### EXERCISE INPUTS
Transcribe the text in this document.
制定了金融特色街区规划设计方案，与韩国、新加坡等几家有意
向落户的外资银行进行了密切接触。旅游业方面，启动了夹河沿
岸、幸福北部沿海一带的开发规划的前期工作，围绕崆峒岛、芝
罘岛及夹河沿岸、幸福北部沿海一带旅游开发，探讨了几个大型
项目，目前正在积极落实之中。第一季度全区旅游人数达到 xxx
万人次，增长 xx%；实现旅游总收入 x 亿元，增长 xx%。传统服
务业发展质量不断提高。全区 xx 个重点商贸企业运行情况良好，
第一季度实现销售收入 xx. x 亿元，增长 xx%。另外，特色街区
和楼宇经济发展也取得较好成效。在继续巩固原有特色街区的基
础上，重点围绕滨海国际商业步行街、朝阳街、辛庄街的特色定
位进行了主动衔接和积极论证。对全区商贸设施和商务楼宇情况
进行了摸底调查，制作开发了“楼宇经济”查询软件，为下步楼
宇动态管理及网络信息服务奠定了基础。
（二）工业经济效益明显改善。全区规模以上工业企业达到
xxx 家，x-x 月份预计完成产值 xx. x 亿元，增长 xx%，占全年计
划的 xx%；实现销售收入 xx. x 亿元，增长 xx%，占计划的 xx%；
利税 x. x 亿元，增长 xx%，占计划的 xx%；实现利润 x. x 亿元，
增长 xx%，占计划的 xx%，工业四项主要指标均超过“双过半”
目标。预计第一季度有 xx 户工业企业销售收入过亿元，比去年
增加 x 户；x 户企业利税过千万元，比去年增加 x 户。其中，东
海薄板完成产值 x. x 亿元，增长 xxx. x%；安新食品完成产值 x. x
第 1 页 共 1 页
######
TASK: Gather each line of the listing that holds the string "占计划的".

COMPLETE RESPONSE:
划的 xx%；实现销售收入 xx. x 亿元，增长 xx%，占计划的 xx%；
利税 x. x 亿元，增长 xx%，占计划的 xx%；实现利润 x. x 亿元，
增长 xx%，占计划的 xx%，工业四项主要指标均超过“双过半”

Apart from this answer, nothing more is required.